- [TEXTBLOCK]
┌──

# "Splatter" Effekt



## derandre (7. September 2005)

Hallo,
kann mir einer von euch evtl. sagen wie ich diesen tollen Effekt hinbekomme?

http://www.bassquiat.de/start.gif

Wäre nett.

Danke


----------



## Duddle (7. September 2005)

Mit den geeigneten Brushes ist das schnell gemacht.

Duddle


----------



## derandre (7. September 2005)

Danke, aber das hilft mir leider nicht besonders weiter.
Ich arbeitet eigentlich nur mit Fireworks MX und Freehand MX.

Photoshop wird bei mir nur gelegentlich gestartet, aber wenn mir hier jemand erklären kann wie es geht werd ichs ma wieder anschmeißen.

Oder gibts da ein Tutorial zu?


----------



## AKrebs70 (8. September 2005)

└──

- [ÜBUNGSAUFGABE 1]
Übertragen Sie aus dem Thread zum Splatter-Effekt wortgetreu den Abschnitt von „Ich arbeitet eigentlich“ bis „(8. September 2005)“.
- [ÜBUNGSAUFGABE 2]
Schreiben Sie den Thread zum Splatter-Effekt im Anschluss an seinen letzten Eintrag weiter.
Die Datensätze stammen aus einer anderen Quelle.

- [ANGEZEIGTE DATEN]
┌──

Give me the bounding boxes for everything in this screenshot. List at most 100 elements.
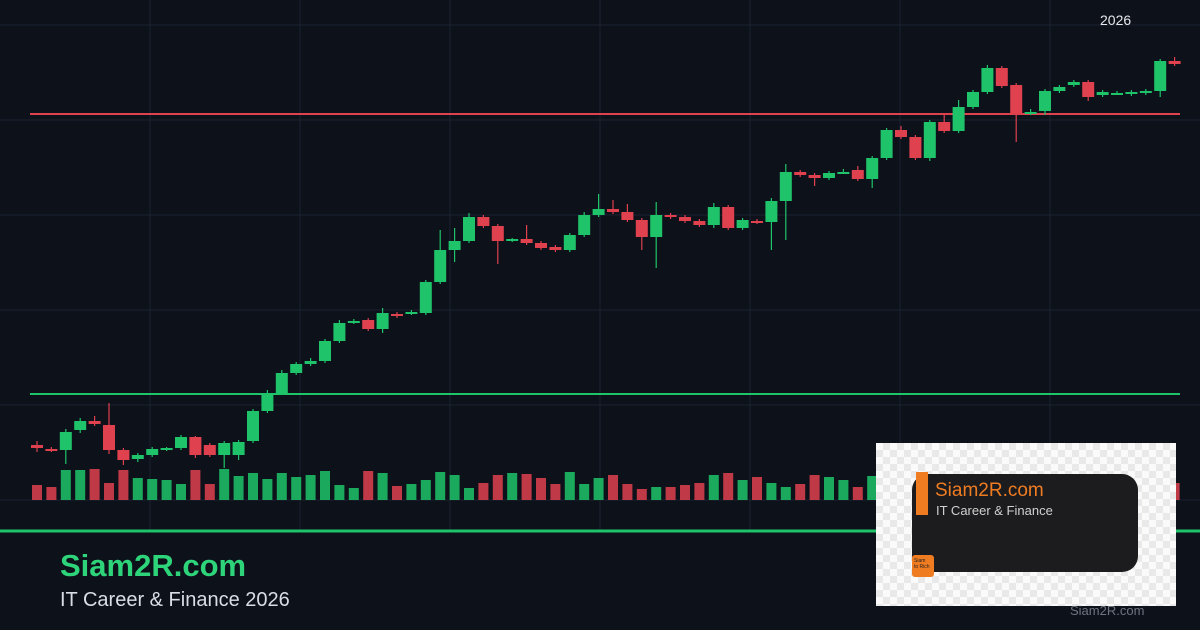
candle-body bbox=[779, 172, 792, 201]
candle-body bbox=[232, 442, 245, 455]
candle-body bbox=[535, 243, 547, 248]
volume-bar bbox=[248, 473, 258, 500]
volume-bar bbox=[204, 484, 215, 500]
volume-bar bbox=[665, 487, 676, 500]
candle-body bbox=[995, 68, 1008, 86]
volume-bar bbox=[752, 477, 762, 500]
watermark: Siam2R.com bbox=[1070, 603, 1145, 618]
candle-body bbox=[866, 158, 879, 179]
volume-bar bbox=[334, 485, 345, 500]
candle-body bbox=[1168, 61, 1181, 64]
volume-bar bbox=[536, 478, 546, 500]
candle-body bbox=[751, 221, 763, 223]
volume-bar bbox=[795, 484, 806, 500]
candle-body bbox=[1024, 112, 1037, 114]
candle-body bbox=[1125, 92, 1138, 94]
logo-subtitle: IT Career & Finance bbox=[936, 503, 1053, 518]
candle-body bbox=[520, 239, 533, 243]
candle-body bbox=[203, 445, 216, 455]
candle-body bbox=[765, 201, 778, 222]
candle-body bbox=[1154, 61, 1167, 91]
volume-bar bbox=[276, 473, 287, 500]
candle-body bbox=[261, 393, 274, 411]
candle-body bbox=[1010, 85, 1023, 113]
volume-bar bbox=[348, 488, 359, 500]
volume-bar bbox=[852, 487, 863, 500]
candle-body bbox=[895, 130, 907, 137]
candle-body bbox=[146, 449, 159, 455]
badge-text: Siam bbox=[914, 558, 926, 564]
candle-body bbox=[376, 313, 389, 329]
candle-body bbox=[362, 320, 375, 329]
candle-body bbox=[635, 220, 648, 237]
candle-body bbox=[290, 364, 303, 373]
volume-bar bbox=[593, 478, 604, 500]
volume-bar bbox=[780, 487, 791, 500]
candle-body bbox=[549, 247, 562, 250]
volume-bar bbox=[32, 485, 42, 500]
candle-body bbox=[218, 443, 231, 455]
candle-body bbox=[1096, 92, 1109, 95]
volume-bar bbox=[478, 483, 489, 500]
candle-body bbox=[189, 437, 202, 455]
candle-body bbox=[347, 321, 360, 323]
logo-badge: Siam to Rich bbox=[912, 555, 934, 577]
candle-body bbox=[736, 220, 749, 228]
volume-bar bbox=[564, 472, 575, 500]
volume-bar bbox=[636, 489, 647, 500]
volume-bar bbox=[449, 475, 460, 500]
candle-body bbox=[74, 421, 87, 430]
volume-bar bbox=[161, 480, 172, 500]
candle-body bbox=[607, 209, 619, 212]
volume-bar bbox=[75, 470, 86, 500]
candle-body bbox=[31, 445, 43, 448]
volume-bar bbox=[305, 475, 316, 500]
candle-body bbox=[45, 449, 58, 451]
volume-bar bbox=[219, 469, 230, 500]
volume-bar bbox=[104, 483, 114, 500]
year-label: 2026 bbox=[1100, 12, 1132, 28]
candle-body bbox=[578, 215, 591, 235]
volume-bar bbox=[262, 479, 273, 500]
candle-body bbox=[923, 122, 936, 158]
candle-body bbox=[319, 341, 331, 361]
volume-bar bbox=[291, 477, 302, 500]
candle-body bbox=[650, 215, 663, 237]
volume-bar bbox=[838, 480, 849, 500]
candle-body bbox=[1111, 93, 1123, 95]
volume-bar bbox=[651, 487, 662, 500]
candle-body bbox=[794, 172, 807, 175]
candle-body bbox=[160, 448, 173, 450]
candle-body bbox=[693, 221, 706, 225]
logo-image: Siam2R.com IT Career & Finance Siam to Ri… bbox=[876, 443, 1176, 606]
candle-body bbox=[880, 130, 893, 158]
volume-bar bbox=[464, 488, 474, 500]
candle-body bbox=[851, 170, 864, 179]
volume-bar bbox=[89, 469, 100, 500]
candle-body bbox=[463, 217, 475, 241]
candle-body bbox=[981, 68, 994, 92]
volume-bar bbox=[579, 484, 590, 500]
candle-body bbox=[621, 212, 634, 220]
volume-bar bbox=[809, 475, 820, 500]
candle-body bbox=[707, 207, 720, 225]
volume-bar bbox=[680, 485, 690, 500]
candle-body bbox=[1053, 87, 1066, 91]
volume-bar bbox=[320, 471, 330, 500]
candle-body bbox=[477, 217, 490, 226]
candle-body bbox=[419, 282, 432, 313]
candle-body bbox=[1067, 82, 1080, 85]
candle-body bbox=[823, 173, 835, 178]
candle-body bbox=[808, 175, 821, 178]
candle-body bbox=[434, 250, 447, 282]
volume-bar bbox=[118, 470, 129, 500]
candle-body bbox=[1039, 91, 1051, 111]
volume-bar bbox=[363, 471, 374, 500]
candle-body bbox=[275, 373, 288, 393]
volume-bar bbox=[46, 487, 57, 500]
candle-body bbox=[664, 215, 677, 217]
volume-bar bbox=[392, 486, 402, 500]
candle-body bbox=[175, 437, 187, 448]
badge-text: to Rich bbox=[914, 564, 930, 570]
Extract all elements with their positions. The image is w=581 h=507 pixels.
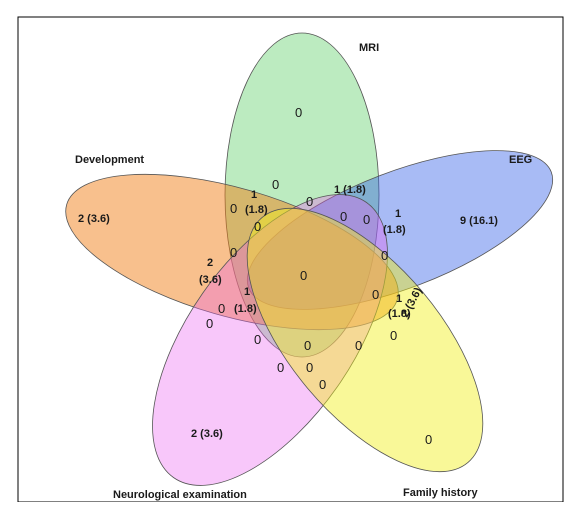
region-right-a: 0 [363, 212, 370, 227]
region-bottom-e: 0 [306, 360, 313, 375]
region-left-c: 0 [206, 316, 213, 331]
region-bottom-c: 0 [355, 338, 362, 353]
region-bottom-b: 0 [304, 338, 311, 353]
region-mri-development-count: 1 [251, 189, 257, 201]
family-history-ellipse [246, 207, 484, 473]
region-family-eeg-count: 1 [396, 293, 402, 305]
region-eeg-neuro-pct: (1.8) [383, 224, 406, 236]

└──

- [ERGEBNIS DER AUFGABE 1]
Ich arbeitet eigentlich nur mit Fireworks MX und Freehand MX.

Photoshop wird bei mir nur gelegentlich gestartet, aber wenn mir hier jemand erklären kann wie es geht werd ichs ma wieder anschmeißen.

Oder gibts da ein Tutorial zu?


----------



## AKrebs70 (8. September 2005)

- [ERGEBNIS DER AUFGABE 2]
derandre hat gesagt.:
			
		

> Photoshop wird bei mir nur gelegentlich gestartet, aber wenn mir hier jemand erklären kann wie es geht werd ichs ma wieder anschmeißen.


Wenn Du uns veraten würdest wo Du genau da hilfe brauchst?

Hier habe ich schon einmal einen geeigneten Brushes für dich:
http://www.deviantart.com/view/21656266/
Runter laden -> entpacken -> und die Datei "Fallon_Splatter.abr" in den Ordner Vorgaben->Pinsel kopieren.
Anschließend Photoshop starten, neues Bild, Pinsel auswählen.
Pinsel-Pallette öffnen und Pinsel auswählen (siehe Anhang).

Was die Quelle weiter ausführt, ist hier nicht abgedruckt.